──────── Records for the task ────────
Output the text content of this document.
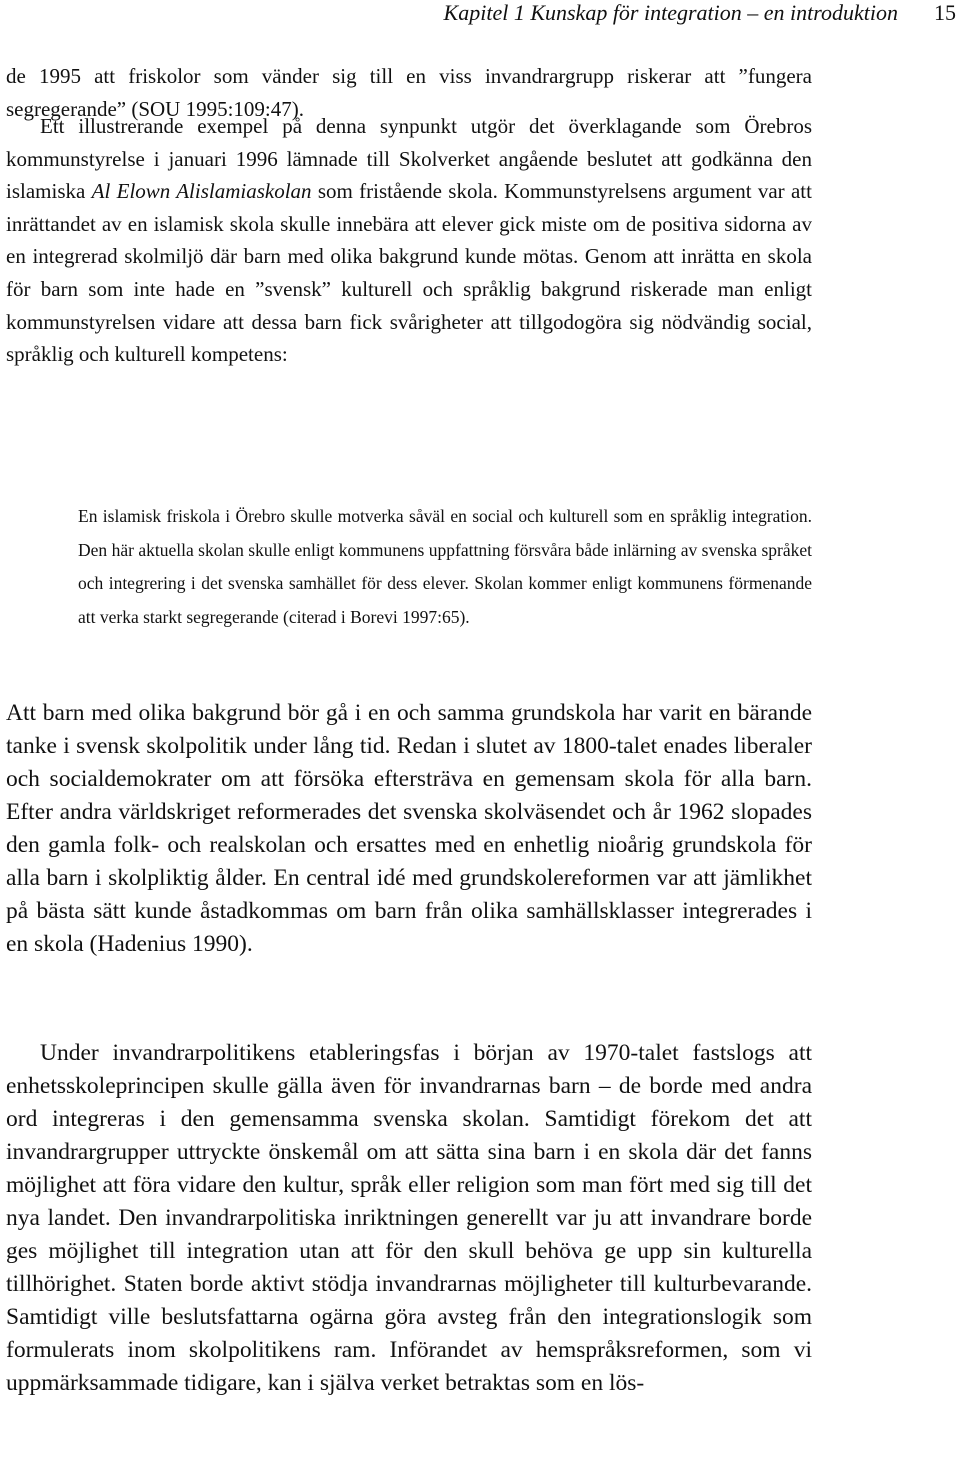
Kapitel 1 Kunskap för integration – en introduktion 15

de 1995 att friskolor som vänder sig till en viss invandrargrupp riskerar att ”fungera segregerande” (SOU 1995:109:47).

Ett illustrerande exempel på denna synpunkt utgör det överklagande som Örebros kommunstyrelse i januari 1996 lämnade till Skolverket angående beslutet att godkänna den islamiska Al Elown Alislamiaskolan som fristående skola. Kommunstyrelsens argument var att inrättandet av en islamisk skola skulle innebära att elever gick miste om de positiva sidorna av en integrerad skolmiljö där barn med olika bakgrund kunde mötas. Genom att inrätta en skola för barn som inte hade en ”svensk” kulturell och språklig bakgrund riskerade man enligt kommunstyrelsen vidare att dessa barn fick svårigheter att tillgodogöra sig nödvändig social, språklig och kulturell kompetens:

En islamisk friskola i Örebro skulle motverka såväl en social och kulturell som en språklig integration. Den här aktuella skolan skulle enligt kommunens uppfattning försvåra både inlärning av svenska språket och integrering i det svenska samhället för dess elever. Skolan kommer enligt kommunens förmenande att verka starkt segregerande (citerad i Borevi 1997:65).

Att barn med olika bakgrund bör gå i en och samma grundskola har varit en bärande tanke i svensk skolpolitik under lång tid. Redan i slutet av 1800-talet enades liberaler och socialdemokrater om att försöka eftersträva en gemensam skola för alla barn. Efter andra världskriget reformerades det svenska skolväsendet och år 1962 slopades den gamla folk- och realskolan och ersattes med en enhetlig nioårig grundskola för alla barn i skolpliktig ålder. En central idé med grundskolereformen var att jämlikhet på bästa sätt kunde åstadkommas om barn från olika samhällsklasser integrerades i en skola (Hadenius 1990).

Under invandrarpolitikens etableringsfas i början av 1970-talet fastslogs att enhetsskoleprincipen skulle gälla även för invandrarnas barn – de borde med andra ord integreras i den gemensamma svenska skolan. Samtidigt förekom det att invandrargrupper uttryckte önskemål om att sätta sina barn i en skola där det fanns möjlighet att föra vidare den kultur, språk eller religion som man fört med sig till det nya landet. Den invandrarpolitiska inriktningen generellt var ju att invandrare borde ges möjlighet till integration utan att för den skull behöva ge upp sin kulturella tillhörighet. Staten borde aktivt stödja invandrarnas möjligheter till kulturbevarande. Samtidigt ville beslutsfattarna ogärna göra avsteg från den integrationslogik som formulerats inom skolpolitikens ram. Införandet av hemspråksreformen, som vi uppmärksammade tidigare, kan i själva verket betraktas som en lös-
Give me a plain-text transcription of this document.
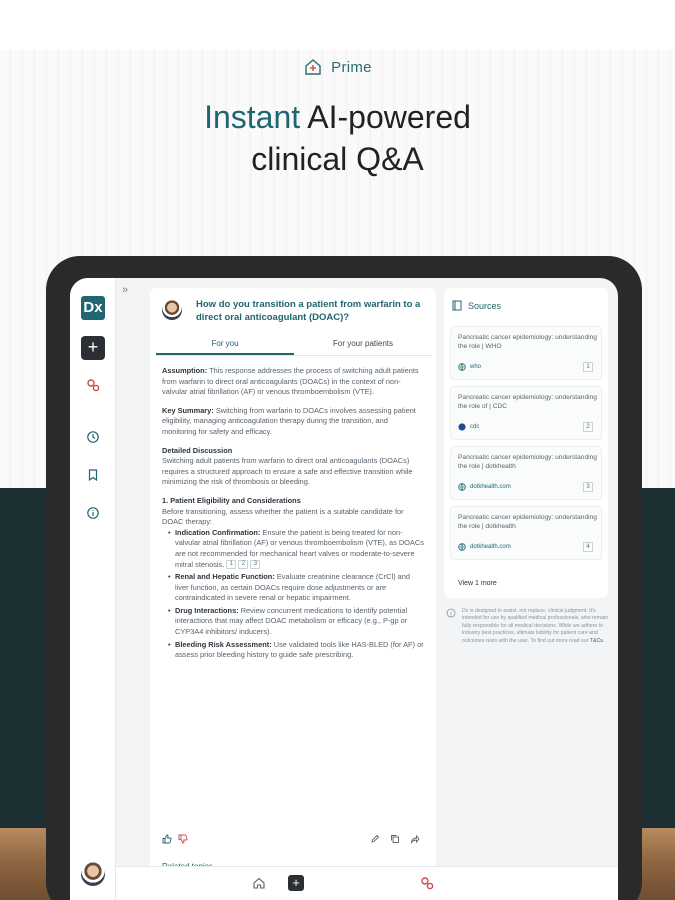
Prime
Instant AI-powered
clinical Q&A
Dx
+
»
How do you transition a patient from warfarin to a direct oral anticoagulant (DOAC)?
For you	For your patients

Assumption: This response addresses the process of switching adult patients from warfarin to direct oral anticoagulants (DOACs) in the context of non-valvular atrial fibrillation (AF) or venous thromboembolism (VTE).

Key Summary: Switching from warfarin to DOACs involves assessing patient eligibility, managing anticoagulation therapy during the transition, and monitoring for safety and efficacy.

Detailed Discussion
Switching adult patients from warfarin to direct oral anticoagulants (DOACs) requires a structured approach to ensure a safe and effective transition while minimizing the risk of thrombosis or bleeding.

1. Patient Eligibility and Considerations
Before transitioning, assess whether the patient is a suitable candidate for DOAC therapy:
• Indication Confirmation: Ensure the patient is being treated for non-valvular atrial fibrillation (AF) or venous thromboembolism (VTE), as DOACs are not recommended for mechanical heart valves or moderate-to-severe mitral stenosis. 1	2	3
• Renal and Hepatic Function: Evaluate creatinine clearance (CrCl) and liver function, as certain DOACs require dose adjustments or are contraindicated in severe renal or hepatic impairment.
• Drug Interactions: Review concurrent medications to identify potential interactions that may affect DOAC metabolism or efficacy (e.g., P-gp or CYP3A4 inhibitors/ inducers).
• Bleeding Risk Assessment: Use validated tools like HAS-BLED (for AF) or assess prior bleeding history to guide safe prescribing.
Sources
Pancreatic cancer epidemiology: understanding the role | WHO
who	1
Pancreatic cancer epidemiology: understanding the role of | CDC
cdc	2
Pancreatic cancer epidemiology: understanding the role | dotkhealth
dotkhealth.com	3
Pancreatic cancer epidemiology: understanding the role | dotkhealth
dotkhealth.com	4
View 1 more
Dx is designed to assist, not replace, clinical judgment. It's intended for use by qualified medical professionals, who remain fully responsible for all medical decisions. While we adhere to industry best practices, ultimate liability for patient care and outcomes rests with the user. To find out more read our T&Cs.
+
────────
### [To do]
Only lines containing the string "epidemiology" are needed. Pull each of them out of the records above.

### [Exercise response]
Pancreatic cancer epidemiology: understanding the role | WHO
Pancreatic cancer epidemiology: understanding the role of | CDC
Pancreatic cancer epidemiology: understanding the role | dotkhealth
Pancreatic cancer epidemiology: understanding the role | dotkhealth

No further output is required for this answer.